What is needed: Gather every line of the entries that includes the word "equations".

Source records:
——
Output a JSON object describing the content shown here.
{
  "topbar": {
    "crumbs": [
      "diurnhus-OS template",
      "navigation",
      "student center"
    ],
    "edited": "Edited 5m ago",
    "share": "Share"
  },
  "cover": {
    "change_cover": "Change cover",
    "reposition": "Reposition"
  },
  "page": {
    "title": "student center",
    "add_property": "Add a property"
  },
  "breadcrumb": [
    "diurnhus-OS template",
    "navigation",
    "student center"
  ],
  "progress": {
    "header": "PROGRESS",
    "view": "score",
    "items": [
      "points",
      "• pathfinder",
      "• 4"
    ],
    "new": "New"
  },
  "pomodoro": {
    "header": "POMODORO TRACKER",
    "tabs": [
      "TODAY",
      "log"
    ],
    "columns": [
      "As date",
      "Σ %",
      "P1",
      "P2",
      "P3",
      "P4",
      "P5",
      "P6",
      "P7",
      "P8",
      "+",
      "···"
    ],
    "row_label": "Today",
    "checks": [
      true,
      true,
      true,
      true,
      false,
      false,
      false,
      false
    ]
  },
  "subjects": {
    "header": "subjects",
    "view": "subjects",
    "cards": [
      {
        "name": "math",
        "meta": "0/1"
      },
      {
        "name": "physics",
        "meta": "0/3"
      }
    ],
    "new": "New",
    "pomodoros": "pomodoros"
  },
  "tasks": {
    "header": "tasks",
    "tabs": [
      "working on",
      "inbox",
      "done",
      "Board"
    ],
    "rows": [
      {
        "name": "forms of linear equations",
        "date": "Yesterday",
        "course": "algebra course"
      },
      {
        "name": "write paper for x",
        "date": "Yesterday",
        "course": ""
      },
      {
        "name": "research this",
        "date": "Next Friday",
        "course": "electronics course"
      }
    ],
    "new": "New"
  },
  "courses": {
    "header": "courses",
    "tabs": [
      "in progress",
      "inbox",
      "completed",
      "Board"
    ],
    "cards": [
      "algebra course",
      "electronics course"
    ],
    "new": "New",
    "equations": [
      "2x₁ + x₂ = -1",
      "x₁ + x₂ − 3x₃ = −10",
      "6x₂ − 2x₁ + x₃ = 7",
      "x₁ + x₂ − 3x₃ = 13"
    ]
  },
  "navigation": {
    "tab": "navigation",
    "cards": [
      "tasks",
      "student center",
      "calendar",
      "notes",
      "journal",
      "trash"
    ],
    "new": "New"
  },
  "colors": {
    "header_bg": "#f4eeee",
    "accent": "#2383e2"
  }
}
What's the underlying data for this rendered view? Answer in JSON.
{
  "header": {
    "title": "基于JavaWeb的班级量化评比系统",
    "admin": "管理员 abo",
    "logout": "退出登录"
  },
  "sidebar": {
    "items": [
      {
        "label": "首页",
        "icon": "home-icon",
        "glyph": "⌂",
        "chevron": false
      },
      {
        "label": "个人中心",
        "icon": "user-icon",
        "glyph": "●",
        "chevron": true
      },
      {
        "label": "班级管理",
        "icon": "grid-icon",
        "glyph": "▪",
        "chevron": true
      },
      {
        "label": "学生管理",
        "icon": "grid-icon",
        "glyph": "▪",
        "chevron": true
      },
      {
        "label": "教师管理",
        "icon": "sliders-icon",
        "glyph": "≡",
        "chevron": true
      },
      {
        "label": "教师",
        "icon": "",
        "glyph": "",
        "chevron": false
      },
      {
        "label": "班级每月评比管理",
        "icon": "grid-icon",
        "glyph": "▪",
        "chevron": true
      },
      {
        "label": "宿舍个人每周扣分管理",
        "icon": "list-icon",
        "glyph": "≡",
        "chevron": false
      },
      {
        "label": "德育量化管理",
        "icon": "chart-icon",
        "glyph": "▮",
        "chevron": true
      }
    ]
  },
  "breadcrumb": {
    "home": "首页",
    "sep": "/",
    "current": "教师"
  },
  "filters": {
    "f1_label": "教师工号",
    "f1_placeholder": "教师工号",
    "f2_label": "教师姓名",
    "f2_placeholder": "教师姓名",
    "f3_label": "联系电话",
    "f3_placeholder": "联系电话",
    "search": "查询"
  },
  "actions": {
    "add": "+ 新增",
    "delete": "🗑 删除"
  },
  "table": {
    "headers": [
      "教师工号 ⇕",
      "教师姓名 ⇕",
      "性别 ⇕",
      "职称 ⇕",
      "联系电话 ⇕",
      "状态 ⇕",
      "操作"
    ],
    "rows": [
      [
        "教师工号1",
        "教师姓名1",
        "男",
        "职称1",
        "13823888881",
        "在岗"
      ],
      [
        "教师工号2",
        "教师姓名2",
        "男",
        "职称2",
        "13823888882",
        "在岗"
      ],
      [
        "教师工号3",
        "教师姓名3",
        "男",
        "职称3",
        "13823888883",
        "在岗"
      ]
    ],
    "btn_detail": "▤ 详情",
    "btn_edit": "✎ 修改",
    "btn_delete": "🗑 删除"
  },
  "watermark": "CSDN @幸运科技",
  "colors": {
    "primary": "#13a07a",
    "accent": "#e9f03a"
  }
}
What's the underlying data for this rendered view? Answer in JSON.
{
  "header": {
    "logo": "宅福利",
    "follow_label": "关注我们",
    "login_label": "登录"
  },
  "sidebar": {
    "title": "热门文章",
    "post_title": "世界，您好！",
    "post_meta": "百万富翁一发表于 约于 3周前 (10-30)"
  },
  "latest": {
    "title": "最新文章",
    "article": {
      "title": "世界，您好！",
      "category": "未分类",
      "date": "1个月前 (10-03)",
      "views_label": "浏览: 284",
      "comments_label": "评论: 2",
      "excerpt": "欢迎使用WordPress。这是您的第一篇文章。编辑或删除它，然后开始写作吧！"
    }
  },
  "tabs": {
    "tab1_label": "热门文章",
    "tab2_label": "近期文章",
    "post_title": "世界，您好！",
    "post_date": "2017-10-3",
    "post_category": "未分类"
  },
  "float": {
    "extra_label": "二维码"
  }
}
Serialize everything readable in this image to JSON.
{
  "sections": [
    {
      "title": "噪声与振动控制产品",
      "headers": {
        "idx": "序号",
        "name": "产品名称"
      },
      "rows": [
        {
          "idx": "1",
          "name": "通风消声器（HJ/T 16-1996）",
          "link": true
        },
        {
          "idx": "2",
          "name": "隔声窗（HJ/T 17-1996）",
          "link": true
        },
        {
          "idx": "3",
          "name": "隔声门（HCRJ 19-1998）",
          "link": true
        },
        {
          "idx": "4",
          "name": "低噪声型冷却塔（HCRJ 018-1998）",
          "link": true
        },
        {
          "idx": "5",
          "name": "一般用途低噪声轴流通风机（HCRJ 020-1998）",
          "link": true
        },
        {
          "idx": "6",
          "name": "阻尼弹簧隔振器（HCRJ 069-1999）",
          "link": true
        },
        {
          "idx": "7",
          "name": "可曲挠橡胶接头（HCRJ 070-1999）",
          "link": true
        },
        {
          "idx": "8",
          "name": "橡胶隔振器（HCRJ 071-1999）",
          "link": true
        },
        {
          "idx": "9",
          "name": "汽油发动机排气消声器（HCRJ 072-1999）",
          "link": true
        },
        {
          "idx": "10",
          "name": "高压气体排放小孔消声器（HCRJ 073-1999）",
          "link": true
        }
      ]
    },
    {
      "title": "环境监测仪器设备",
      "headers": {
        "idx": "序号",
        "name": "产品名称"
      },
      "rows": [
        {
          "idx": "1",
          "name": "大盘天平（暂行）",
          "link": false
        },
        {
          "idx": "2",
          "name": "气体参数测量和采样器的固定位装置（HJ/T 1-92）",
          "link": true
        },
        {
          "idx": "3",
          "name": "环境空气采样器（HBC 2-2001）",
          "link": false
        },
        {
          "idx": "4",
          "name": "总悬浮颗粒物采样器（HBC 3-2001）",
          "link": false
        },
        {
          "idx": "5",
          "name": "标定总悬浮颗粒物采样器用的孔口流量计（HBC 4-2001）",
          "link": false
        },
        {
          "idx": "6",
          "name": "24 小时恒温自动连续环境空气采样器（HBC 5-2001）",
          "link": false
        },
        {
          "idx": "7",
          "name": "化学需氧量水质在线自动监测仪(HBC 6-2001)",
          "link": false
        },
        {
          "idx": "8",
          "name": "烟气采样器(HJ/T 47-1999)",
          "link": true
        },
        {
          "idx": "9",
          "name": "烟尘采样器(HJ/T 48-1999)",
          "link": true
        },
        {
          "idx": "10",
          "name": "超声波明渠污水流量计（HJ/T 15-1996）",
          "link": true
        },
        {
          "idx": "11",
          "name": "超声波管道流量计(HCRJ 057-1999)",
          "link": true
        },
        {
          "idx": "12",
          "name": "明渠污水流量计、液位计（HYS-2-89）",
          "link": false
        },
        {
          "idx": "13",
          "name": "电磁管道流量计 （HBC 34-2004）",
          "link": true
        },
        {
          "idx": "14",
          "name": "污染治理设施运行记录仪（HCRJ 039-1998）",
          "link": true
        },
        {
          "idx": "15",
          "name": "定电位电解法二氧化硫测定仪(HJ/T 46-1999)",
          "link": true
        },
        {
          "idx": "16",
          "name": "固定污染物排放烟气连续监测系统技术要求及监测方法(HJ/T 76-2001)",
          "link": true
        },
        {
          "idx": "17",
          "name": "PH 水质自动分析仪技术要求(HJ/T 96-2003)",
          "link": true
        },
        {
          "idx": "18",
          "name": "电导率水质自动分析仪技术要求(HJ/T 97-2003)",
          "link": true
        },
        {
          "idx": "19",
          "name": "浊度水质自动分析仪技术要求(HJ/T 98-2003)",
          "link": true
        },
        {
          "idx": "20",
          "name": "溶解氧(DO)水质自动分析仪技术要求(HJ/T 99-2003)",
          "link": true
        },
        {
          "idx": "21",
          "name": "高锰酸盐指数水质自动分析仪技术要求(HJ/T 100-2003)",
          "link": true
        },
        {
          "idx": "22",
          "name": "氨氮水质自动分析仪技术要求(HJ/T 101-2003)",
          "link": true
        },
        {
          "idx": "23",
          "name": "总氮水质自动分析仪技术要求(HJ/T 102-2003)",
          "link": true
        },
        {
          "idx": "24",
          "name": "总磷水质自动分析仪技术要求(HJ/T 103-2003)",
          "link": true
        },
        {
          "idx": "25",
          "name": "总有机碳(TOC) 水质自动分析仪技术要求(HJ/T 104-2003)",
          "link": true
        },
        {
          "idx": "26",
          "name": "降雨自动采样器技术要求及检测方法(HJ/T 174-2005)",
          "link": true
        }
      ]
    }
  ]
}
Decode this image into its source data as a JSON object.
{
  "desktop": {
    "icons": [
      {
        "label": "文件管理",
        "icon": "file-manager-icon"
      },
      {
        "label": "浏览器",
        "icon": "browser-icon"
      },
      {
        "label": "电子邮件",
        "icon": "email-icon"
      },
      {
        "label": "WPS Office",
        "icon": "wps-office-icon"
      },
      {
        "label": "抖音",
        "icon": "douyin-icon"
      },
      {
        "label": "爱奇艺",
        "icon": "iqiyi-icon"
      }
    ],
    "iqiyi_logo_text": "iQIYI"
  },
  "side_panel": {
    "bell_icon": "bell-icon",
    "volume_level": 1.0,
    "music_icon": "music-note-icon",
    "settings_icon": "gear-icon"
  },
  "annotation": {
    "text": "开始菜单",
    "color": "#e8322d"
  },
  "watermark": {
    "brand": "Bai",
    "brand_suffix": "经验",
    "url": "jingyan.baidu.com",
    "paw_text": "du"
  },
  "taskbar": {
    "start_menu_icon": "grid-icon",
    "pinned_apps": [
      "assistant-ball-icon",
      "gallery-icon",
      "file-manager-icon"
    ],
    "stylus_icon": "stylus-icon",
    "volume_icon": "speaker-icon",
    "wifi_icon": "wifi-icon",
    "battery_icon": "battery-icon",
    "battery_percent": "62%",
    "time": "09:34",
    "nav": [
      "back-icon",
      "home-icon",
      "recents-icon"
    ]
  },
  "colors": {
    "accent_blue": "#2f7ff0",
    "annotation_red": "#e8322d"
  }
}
——
Answer to the exercise:
        "name": "forms of linear equations",
    "equations": [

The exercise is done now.